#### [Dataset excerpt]
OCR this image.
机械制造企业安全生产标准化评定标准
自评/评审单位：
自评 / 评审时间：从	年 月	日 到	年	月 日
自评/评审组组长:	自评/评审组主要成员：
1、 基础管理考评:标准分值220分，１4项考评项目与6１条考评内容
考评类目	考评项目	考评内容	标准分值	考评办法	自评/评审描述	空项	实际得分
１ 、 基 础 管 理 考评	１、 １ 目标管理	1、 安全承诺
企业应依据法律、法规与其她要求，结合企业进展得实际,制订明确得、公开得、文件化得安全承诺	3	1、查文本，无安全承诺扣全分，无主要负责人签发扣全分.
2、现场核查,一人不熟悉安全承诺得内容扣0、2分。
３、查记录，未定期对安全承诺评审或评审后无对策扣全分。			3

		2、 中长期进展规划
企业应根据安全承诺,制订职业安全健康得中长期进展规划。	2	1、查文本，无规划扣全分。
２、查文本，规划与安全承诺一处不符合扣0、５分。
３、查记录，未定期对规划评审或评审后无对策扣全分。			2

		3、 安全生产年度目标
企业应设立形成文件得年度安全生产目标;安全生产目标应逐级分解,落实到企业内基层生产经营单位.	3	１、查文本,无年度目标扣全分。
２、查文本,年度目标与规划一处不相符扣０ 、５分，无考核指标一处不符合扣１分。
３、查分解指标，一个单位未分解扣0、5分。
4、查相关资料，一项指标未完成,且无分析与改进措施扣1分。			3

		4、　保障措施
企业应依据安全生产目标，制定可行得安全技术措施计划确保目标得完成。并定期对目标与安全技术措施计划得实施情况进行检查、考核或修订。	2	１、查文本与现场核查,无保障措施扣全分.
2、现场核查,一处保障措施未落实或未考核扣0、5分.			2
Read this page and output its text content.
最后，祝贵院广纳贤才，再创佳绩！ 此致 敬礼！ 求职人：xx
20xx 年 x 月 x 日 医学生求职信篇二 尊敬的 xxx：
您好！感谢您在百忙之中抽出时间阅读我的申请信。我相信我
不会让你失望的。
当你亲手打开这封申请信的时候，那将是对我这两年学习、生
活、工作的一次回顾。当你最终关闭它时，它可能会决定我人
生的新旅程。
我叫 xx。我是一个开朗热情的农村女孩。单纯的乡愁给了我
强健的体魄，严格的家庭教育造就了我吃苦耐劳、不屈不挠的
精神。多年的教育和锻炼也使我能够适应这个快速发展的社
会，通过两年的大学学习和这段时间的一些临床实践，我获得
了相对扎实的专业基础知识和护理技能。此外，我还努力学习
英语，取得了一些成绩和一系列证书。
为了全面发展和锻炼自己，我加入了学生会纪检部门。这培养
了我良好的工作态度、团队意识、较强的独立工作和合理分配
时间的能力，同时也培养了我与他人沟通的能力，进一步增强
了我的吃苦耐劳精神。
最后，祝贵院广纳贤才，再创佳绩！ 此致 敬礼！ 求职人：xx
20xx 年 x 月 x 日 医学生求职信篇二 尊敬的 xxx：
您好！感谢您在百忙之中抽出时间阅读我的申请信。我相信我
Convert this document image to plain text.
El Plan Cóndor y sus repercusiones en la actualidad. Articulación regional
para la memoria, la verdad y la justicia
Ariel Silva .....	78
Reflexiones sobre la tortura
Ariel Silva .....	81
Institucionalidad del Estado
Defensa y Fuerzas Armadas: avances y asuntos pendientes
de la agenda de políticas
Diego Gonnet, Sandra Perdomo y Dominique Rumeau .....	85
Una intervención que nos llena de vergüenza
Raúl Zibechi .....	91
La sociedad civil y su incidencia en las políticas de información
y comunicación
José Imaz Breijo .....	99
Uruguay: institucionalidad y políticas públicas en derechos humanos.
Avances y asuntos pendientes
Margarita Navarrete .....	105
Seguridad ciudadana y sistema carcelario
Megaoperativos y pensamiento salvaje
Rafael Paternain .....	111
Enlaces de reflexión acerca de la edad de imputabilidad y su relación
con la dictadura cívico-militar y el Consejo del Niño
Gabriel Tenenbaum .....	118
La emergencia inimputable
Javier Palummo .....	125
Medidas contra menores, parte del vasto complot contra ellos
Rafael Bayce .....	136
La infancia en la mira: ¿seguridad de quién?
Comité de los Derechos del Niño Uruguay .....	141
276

#### [Exercise]
Return all of the above records exactly, leaving no line out.

#### [Output below]
OCR this image.
机械制造企业安全生产标准化评定标准
自评/评审单位：
自评 / 评审时间：从	年 月	日 到	年	月 日
自评/评审组组长:	自评/评审组主要成员：
1、 基础管理考评:标准分值220分，１4项考评项目与6１条考评内容
考评类目	考评项目	考评内容	标准分值	考评办法	自评/评审描述	空项	实际得分
１ 、 基 础 管 理 考评	１、 １ 目标管理	1、 安全承诺
企业应依据法律、法规与其她要求，结合企业进展得实际,制订明确得、公开得、文件化得安全承诺	3	1、查文本，无安全承诺扣全分，无主要负责人签发扣全分.
2、现场核查,一人不熟悉安全承诺得内容扣0、2分。
３、查记录，未定期对安全承诺评审或评审后无对策扣全分。			3

		2、 中长期进展规划
企业应根据安全承诺,制订职业安全健康得中长期进展规划。	2	1、查文本，无规划扣全分。
２、查文本，规划与安全承诺一处不符合扣0、５分。
３、查记录，未定期对规划评审或评审后无对策扣全分。			2

		3、 安全生产年度目标
企业应设立形成文件得年度安全生产目标;安全生产目标应逐级分解,落实到企业内基层生产经营单位.	3	１、查文本,无年度目标扣全分。
２、查文本,年度目标与规划一处不相符扣０ 、５分，无考核指标一处不符合扣１分。
３、查分解指标，一个单位未分解扣0、5分。
4、查相关资料，一项指标未完成,且无分析与改进措施扣1分。			3

		4、　保障措施
企业应依据安全生产目标，制定可行得安全技术措施计划确保目标得完成。并定期对目标与安全技术措施计划得实施情况进行检查、考核或修订。	2	１、查文本与现场核查,无保障措施扣全分.
2、现场核查,一处保障措施未落实或未考核扣0、5分.			2
Read this page and output its text content.
最后，祝贵院广纳贤才，再创佳绩！ 此致 敬礼！ 求职人：xx
20xx 年 x 月 x 日 医学生求职信篇二 尊敬的 xxx：
您好！感谢您在百忙之中抽出时间阅读我的申请信。我相信我
不会让你失望的。
当你亲手打开这封申请信的时候，那将是对我这两年学习、生
活、工作的一次回顾。当你最终关闭它时，它可能会决定我人
生的新旅程。
我叫 xx。我是一个开朗热情的农村女孩。单纯的乡愁给了我
强健的体魄，严格的家庭教育造就了我吃苦耐劳、不屈不挠的
精神。多年的教育和锻炼也使我能够适应这个快速发展的社
会，通过两年的大学学习和这段时间的一些临床实践，我获得
了相对扎实的专业基础知识和护理技能。此外，我还努力学习
英语，取得了一些成绩和一系列证书。
为了全面发展和锻炼自己，我加入了学生会纪检部门。这培养
了我良好的工作态度、团队意识、较强的独立工作和合理分配
时间的能力，同时也培养了我与他人沟通的能力，进一步增强
了我的吃苦耐劳精神。
最后，祝贵院广纳贤才，再创佳绩！ 此致 敬礼！ 求职人：xx
20xx 年 x 月 x 日 医学生求职信篇二 尊敬的 xxx：
您好！感谢您在百忙之中抽出时间阅读我的申请信。我相信我
Convert this document image to plain text.
El Plan Cóndor y sus repercusiones en la actualidad. Articulación regional
para la memoria, la verdad y la justicia
Ariel Silva .....	78
Reflexiones sobre la tortura
Ariel Silva .....	81
Institucionalidad del Estado
Defensa y Fuerzas Armadas: avances y asuntos pendientes
de la agenda de políticas
Diego Gonnet, Sandra Perdomo y Dominique Rumeau .....	85
Una intervención que nos llena de vergüenza
Raúl Zibechi .....	91
La sociedad civil y su incidencia en las políticas de información
y comunicación
José Imaz Breijo .....	99
Uruguay: institucionalidad y políticas públicas en derechos humanos.
Avances y asuntos pendientes
Margarita Navarrete .....	105
Seguridad ciudadana y sistema carcelario
Megaoperativos y pensamiento salvaje
Rafael Paternain .....	111
Enlaces de reflexión acerca de la edad de imputabilidad y su relación
con la dictadura cívico-militar y el Consejo del Niño
Gabriel Tenenbaum .....	118
La emergencia inimputable
Javier Palummo .....	125
Medidas contra menores, parte del vasto complot contra ellos
Rafael Bayce .....	136
La infancia en la mira: ¿seguridad de quién?
Comité de los Derechos del Niño Uruguay .....	141
276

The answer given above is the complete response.